Instructions to follow →
Please repeat the records exactly. The pictures are to be left out.

Collected data
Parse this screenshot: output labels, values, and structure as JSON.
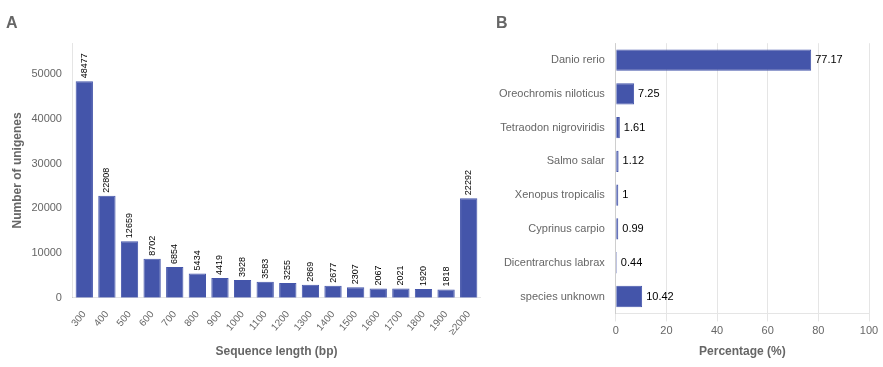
{
  "chart_data": [
    {
      "type": "bar",
      "title": "A",
      "xlabel": "Sequence length (bp)",
      "ylabel": "Number of unigenes",
      "categories": [
        "300",
        "400",
        "500",
        "600",
        "700",
        "800",
        "900",
        "1000",
        "1100",
        "1200",
        "1300",
        "1400",
        "1500",
        "1600",
        "1700",
        "1800",
        "1900",
        "≥2000"
      ],
      "values": [
        48477,
        22808,
        12659,
        8702,
        6854,
        5434,
        4419,
        3928,
        3583,
        3255,
        2869,
        2677,
        2307,
        2067,
        2021,
        1920,
        1818,
        22292
      ],
      "color": "#4455aa",
      "ylim": [
        0,
        57000
      ],
      "yticks": [
        0,
        10000,
        20000,
        30000,
        40000,
        50000
      ],
      "grid": false,
      "data_labels": true
    },
    {
      "type": "bar",
      "title": "B",
      "orientation": "horizontal",
      "xlabel": "Percentage (%)",
      "categories": [
        "Danio rerio",
        "Oreochromis niloticus",
        "Tetraodon nigroviridis",
        "Salmo salar",
        "Xenopus tropicalis",
        "Cyprinus carpio",
        "Dicentrarchus labrax",
        "species unknown"
      ],
      "values": [
        77.17,
        7.25,
        1.61,
        1.12,
        1,
        0.99,
        0.44,
        10.42
      ],
      "color": "#4455aa",
      "xlim": [
        0,
        100
      ],
      "xticks": [
        0,
        20,
        40,
        60,
        80,
        100
      ],
      "grid": true,
      "data_labels": true
    }
  ]
}
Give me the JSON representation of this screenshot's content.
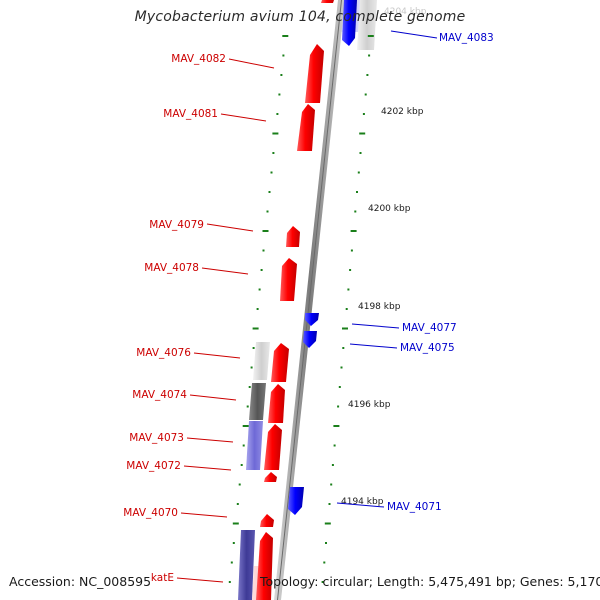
{
  "title": "Mycobacterium avium 104, complete genome",
  "footer": {
    "accession": "Accession: NC_008595",
    "stats": "Topology: circular; Length: 5,475,491 bp; Genes: 5,170"
  },
  "colors": {
    "forward_gene": "#ff0000",
    "reverse_gene": "#0000ff",
    "forward_label": "#cc0000",
    "reverse_label": "#0000cc",
    "tick": "#1a7f1a",
    "backbone": "#8a8a8a"
  },
  "scale_labels": [
    "4204 kbp",
    "4202 kbp",
    "4200 kbp",
    "4198 kbp",
    "4196 kbp",
    "4194 kbp"
  ],
  "forward_labels": [
    "MAV_4082",
    "MAV_4081",
    "MAV_4079",
    "MAV_4078",
    "MAV_4076",
    "MAV_4074",
    "MAV_4073",
    "MAV_4072",
    "MAV_4070",
    "katE"
  ],
  "reverse_labels": [
    "MAV_4083",
    "MAV_4077",
    "MAV_4075",
    "MAV_4071"
  ]
}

Exercise response →
Parse this screenshot: output labels, values, and structure as JSON.
{
  "chart_data": [
    {
      "type": "bar",
      "title": "A",
      "xlabel": "Sequence length (bp)",
      "ylabel": "Number of unigenes",
      "categories": [
        "300",
        "400",
        "500",
        "600",
        "700",
        "800",
        "900",
        "1000",
        "1100",
        "1200",
        "1300",
        "1400",
        "1500",
        "1600",
        "1700",
        "1800",
        "1900",
        "≥2000"
      ],
      "values": [
        48477,
        22808,
        12659,
        8702,
        6854,
        5434,
        4419,
        3928,
        3583,
        3255,
        2869,
        2677,
        2307,
        2067,
        2021,
        1920,
        1818,
        22292
      ],
      "color": "#4455aa",
      "ylim": [
        0,
        57000
      ],
      "yticks": [
        0,
        10000,
        20000,
        30000,
        40000,
        50000
      ],
      "grid": false,
      "data_labels": true
    },
    {
      "type": "bar",
      "title": "B",
      "orientation": "horizontal",
      "xlabel": "Percentage (%)",
      "categories": [
        "Danio rerio",
        "Oreochromis niloticus",
        "Tetraodon nigroviridis",
        "Salmo salar",
        "Xenopus tropicalis",
        "Cyprinus carpio",
        "Dicentrarchus labrax",
        "species unknown"
      ],
      "values": [
        77.17,
        7.25,
        1.61,
        1.12,
        1,
        0.99,
        0.44,
        10.42
      ],
      "color": "#4455aa",
      "xlim": [
        0,
        100
      ],
      "xticks": [
        0,
        20,
        40,
        60,
        80,
        100
      ],
      "grid": true,
      "data_labels": true
    }
  ]
}
Give me the JSON representation of this screenshot's content.
{
  "title": "Mycobacterium avium 104, complete genome",
  "footer": {
    "accession": "Accession: NC_008595",
    "stats": "Topology: circular; Length: 5,475,491 bp; Genes: 5,170"
  },
  "colors": {
    "forward_gene": "#ff0000",
    "reverse_gene": "#0000ff",
    "forward_label": "#cc0000",
    "reverse_label": "#0000cc",
    "tick": "#1a7f1a",
    "backbone": "#8a8a8a"
  },
  "scale_labels": [
    "4204 kbp",
    "4202 kbp",
    "4200 kbp",
    "4198 kbp",
    "4196 kbp",
    "4194 kbp"
  ],
  "forward_labels": [
    "MAV_4082",
    "MAV_4081",
    "MAV_4079",
    "MAV_4078",
    "MAV_4076",
    "MAV_4074",
    "MAV_4073",
    "MAV_4072",
    "MAV_4070",
    "katE"
  ],
  "reverse_labels": [
    "MAV_4083",
    "MAV_4077",
    "MAV_4075",
    "MAV_4071"
  ]
}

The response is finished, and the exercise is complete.